### [Objective]
All lines in the data bearing the string "plate" should be identified and copied.
________
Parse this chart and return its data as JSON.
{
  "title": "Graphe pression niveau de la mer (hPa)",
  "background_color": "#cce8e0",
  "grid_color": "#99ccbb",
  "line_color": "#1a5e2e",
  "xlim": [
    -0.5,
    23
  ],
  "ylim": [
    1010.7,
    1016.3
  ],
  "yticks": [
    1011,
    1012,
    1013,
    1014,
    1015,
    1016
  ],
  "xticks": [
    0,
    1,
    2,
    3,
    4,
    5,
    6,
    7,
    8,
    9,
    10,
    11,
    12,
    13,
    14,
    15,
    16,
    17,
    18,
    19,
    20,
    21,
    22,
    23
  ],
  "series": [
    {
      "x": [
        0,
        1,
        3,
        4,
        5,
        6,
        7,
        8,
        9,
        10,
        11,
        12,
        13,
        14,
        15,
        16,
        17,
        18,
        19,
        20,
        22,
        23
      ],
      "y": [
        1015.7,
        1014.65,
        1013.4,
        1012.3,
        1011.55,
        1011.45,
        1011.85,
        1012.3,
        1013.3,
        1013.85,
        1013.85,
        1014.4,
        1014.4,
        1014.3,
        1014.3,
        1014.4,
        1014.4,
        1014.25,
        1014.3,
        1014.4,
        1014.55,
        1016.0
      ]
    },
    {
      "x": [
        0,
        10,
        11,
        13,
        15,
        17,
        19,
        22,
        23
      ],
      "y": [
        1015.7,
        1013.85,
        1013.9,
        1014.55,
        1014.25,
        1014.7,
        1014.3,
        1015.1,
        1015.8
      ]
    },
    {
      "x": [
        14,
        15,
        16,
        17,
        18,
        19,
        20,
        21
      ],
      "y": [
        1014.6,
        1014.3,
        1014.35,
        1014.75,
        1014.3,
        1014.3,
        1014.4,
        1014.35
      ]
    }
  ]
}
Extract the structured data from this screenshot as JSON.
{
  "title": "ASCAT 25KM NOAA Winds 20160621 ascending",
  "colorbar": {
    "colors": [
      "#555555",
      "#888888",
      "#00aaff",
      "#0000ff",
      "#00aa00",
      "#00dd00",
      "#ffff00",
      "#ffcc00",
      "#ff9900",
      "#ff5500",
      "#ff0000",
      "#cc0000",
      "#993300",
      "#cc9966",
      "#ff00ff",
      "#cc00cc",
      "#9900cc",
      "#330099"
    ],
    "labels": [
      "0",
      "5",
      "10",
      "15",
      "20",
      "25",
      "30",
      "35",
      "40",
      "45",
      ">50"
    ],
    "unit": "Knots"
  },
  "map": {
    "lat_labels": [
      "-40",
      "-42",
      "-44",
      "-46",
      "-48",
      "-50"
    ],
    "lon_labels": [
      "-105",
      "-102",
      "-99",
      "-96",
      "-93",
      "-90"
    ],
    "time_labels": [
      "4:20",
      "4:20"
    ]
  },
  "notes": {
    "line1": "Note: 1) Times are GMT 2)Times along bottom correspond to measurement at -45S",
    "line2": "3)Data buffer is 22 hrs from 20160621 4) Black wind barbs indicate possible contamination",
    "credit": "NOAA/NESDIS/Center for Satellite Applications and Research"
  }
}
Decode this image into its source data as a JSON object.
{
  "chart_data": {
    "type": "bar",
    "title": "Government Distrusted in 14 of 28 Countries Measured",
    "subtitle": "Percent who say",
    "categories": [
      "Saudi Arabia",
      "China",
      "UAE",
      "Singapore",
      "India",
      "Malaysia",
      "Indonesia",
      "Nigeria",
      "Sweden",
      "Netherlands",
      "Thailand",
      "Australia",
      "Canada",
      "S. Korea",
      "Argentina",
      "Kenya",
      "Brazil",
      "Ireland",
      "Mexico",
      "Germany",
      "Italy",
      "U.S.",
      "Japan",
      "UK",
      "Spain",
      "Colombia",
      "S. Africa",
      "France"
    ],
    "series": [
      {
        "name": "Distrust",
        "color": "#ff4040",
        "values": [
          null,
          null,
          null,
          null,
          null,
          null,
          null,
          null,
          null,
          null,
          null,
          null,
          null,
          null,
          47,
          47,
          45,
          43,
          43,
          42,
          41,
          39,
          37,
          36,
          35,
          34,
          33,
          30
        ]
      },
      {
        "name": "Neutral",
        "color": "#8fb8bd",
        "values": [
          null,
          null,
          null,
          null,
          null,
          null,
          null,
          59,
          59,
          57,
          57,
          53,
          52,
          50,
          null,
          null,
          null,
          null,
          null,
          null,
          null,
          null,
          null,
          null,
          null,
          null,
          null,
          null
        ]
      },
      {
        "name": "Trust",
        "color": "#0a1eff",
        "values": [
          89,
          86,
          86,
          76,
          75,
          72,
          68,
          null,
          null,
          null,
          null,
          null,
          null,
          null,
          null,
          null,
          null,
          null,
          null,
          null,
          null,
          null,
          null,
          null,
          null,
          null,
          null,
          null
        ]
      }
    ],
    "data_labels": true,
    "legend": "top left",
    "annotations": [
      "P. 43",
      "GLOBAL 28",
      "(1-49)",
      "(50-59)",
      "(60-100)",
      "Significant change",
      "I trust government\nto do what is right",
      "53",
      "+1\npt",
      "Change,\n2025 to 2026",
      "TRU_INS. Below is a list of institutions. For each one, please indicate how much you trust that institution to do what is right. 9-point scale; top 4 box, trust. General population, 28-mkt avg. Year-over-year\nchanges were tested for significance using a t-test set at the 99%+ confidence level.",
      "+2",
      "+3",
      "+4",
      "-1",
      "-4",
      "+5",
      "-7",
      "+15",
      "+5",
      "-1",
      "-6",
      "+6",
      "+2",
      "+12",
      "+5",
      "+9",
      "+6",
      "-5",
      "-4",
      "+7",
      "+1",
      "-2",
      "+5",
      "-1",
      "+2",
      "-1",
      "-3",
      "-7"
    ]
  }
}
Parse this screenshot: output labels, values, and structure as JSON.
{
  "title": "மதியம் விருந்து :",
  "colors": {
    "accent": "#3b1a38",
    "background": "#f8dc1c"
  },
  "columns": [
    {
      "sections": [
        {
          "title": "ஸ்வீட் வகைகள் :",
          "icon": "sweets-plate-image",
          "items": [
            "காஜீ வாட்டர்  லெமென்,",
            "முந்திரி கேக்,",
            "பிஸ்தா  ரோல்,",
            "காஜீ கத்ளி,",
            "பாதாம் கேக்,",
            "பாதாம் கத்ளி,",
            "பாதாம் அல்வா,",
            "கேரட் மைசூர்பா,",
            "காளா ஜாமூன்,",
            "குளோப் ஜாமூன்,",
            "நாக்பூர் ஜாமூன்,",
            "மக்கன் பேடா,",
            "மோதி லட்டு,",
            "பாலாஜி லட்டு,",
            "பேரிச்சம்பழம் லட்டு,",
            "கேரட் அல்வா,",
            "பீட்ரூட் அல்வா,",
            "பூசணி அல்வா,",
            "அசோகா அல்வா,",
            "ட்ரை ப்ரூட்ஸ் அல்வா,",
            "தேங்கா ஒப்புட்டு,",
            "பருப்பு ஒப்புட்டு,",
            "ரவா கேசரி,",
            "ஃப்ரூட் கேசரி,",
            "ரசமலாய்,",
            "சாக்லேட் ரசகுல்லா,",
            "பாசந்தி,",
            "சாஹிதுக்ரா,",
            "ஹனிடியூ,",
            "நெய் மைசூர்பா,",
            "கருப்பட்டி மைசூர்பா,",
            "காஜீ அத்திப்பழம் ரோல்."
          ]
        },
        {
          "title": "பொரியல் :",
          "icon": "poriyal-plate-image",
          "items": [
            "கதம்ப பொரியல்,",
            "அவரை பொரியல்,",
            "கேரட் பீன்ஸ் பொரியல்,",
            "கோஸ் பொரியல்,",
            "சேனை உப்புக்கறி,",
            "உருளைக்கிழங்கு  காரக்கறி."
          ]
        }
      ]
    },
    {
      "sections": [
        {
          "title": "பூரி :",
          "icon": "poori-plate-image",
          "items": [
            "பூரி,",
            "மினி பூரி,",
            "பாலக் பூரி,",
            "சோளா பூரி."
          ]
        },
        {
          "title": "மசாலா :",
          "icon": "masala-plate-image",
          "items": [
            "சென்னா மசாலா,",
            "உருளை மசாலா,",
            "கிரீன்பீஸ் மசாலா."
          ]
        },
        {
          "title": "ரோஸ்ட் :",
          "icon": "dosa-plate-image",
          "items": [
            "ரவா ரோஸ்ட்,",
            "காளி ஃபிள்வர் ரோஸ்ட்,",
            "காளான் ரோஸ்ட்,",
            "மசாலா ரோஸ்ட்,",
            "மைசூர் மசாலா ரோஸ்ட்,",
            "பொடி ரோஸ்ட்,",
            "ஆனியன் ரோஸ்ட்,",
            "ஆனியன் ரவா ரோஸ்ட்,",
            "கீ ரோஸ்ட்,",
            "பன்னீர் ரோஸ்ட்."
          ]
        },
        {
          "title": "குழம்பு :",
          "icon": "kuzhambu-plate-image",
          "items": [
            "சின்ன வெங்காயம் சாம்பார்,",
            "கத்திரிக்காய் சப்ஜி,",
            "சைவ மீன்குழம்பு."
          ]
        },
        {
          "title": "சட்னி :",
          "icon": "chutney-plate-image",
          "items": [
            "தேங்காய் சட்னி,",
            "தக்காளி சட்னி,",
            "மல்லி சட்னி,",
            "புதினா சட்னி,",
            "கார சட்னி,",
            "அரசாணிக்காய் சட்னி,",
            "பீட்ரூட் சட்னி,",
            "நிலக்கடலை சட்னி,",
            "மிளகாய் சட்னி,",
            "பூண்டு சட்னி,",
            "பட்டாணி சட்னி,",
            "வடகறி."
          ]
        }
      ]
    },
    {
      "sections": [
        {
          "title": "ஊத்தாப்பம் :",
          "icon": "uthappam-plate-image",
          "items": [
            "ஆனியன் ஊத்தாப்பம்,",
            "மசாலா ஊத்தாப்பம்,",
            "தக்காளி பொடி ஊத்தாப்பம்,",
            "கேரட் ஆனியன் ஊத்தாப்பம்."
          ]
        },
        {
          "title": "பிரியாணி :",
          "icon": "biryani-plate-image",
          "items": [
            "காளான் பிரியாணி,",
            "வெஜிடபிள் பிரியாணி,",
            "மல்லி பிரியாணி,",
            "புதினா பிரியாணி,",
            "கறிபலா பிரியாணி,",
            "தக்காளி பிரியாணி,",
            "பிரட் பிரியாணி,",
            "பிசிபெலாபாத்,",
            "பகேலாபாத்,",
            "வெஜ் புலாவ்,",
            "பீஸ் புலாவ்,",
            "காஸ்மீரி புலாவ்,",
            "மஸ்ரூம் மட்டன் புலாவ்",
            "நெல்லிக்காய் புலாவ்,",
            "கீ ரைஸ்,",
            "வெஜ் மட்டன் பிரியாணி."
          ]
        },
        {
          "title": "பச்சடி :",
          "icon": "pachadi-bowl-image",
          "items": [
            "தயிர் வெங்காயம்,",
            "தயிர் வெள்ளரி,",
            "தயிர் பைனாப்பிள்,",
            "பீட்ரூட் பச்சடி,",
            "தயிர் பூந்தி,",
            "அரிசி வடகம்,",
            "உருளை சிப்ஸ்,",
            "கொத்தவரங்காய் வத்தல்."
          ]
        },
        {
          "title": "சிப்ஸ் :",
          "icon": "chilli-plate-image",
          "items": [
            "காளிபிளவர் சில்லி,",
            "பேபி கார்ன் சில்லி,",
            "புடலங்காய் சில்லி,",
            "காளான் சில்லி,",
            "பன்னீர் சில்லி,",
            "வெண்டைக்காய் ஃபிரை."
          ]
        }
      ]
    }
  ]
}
________
### [The completed task]
          "icon": "sweets-plate-image",
          "icon": "poriyal-plate-image",
          "icon": "poori-plate-image",
          "icon": "masala-plate-image",
          "icon": "dosa-plate-image",
          "icon": "kuzhambu-plate-image",
          "icon": "chutney-plate-image",
          "icon": "uthappam-plate-image",
          "icon": "biryani-plate-image",
          "icon": "chilli-plate-image",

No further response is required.